#### TEXTAUSZUG:
++++++
Überblick
Die Registrierung ist das erste "R" von REACH und seine umfassendste Pflicht. Hersteller und Importeure müssen jeden Stoff, den sie auf den EU-Markt bringen, in der Regel ab 1 Tonne pro Jahr registrieren, indem sie ein Registrierungsdossier bei der ECHA einreichen, das Identität, Verwendungen und Sicherheitsdaten des Stoffes darlegt.
Der Leitsatz ist kurz: "Ohne Daten kein Markt." Ohne gültige Registrierung darf ein Stoff in der EU weder hergestellt noch in Verkehr gebracht werden.
Mengenbänder und gemeinsame Daten
Wie viele Daten eine Registrierung enthalten muss, richtet sich nach dem Mengenband – der jährlich in Verkehr gebrachten Menge:
| Mengenband | Typischer Datenumfang |
|---|---|
| 1–10 t/Jahr | Grundlegende Identitäts- und Gefahrendaten |
| 10–100 t/Jahr | Umfangreichere Prüfungen, zusätzlich ein Stoffsicherheitsbericht |
| 100–1000 t/Jahr | Weitere Testdaten |
| ≥1000 t/Jahr | Der vollständigste Satz an Test- und Sicherheitsdaten |
Ein Stoffsicherheitsbericht (Chemical Safety Report) ist ab 10 Tonnen pro Jahr erforderlich. Höhere Mengen bedeuten mehr erforderliche Test- und Sicherheitsdaten.
++++++
#### MATERIAL ERKUNDEN:
• 1. Drucke aus dem Text zur REACH-Registrierung den Abschnitt ab, der mit „Der Leitsatz ist“ beginnt und bis einschließlich „Test- und Sicherheitsdaten.“ reicht.
• 2. Fasse den Text zur REACH-Registrierung in zwei Sätzen zusammen.

#### DATENAUSZÜGE:
++++++
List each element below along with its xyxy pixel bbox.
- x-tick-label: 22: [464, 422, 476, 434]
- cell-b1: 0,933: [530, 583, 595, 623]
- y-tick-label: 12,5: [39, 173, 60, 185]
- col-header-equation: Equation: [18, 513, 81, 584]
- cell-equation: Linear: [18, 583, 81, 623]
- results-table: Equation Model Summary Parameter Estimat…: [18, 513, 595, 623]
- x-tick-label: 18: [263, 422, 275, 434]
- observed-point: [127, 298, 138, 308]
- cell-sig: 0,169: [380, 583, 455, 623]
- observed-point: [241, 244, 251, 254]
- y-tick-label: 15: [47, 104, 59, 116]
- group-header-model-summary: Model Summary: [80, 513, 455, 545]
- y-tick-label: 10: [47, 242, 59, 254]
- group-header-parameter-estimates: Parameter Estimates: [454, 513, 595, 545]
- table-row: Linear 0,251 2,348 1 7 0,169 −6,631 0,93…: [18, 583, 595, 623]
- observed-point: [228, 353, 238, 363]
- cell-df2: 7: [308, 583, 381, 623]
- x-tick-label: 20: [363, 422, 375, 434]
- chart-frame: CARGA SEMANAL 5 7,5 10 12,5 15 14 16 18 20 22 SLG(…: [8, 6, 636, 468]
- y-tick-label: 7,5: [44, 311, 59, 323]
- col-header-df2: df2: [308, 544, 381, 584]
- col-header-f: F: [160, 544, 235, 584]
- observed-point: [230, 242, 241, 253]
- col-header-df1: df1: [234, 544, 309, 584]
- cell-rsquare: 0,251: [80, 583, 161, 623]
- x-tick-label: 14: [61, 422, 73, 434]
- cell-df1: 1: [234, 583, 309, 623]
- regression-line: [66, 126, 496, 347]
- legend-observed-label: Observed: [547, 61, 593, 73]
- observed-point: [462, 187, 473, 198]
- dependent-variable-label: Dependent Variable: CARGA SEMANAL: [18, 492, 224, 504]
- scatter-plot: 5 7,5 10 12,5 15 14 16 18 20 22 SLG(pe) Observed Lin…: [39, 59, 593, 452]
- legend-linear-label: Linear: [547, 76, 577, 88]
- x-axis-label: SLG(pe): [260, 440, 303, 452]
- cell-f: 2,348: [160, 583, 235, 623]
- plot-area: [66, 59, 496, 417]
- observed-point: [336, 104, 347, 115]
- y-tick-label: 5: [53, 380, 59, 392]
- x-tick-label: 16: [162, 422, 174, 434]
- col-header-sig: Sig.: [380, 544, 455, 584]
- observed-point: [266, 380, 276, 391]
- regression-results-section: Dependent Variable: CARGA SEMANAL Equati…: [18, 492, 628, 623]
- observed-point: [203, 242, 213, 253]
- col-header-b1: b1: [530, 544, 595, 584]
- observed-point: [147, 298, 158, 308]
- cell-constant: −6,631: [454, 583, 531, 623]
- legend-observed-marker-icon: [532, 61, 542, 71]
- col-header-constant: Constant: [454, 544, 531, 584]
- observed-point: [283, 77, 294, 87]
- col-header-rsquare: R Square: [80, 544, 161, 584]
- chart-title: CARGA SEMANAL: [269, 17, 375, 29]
++++++
#### DIE LÖSUNGEN:
• 1.
Der Leitsatz ist kurz: "Ohne Daten kein Markt." Ohne gültige Registrierung darf ein Stoff in der EU weder hergestellt noch in Verkehr gebracht werden.
Mengenbänder und gemeinsame Daten
Wie viele Daten eine Registrierung enthalten muss, richtet sich nach dem Mengenband – der jährlich in Verkehr gebrachten Menge:
| Mengenband | Typischer Datenumfang |
|---|---|
| 1–10 t/Jahr | Grundlegende Identitäts- und Gefahrendaten |
| 10–100 t/Jahr | Umfangreichere Prüfungen, zusätzlich ein Stoffsicherheitsbericht |
| 100–1000 t/Jahr | Weitere Testdaten |
| ≥1000 t/Jahr | Der vollständigste Satz an Test- und Sicherheitsdaten |
Ein Stoffsicherheitsbericht (Chemical Safety Report) ist ab 10 Tonnen pro Jahr erforderlich. Höhere Mengen bedeuten mehr erforderliche Test- und Sicherheitsdaten.

• 2. Hersteller und Importeure müssen jeden Stoff, den sie auf den EU-Markt bringen, in der Regel ab 1 Tonne pro Jahr mit einem Dossier bei der ECHA registrieren, und ohne gültige Registrierung darf ein Stoff in der EU weder hergestellt noch in Verkehr gebracht werden. Der Umfang der geforderten Daten richtet sich nach dem Mengenband, wobei ab 10 Tonnen pro Jahr ein Stoffsicherheitsbericht erforderlich ist.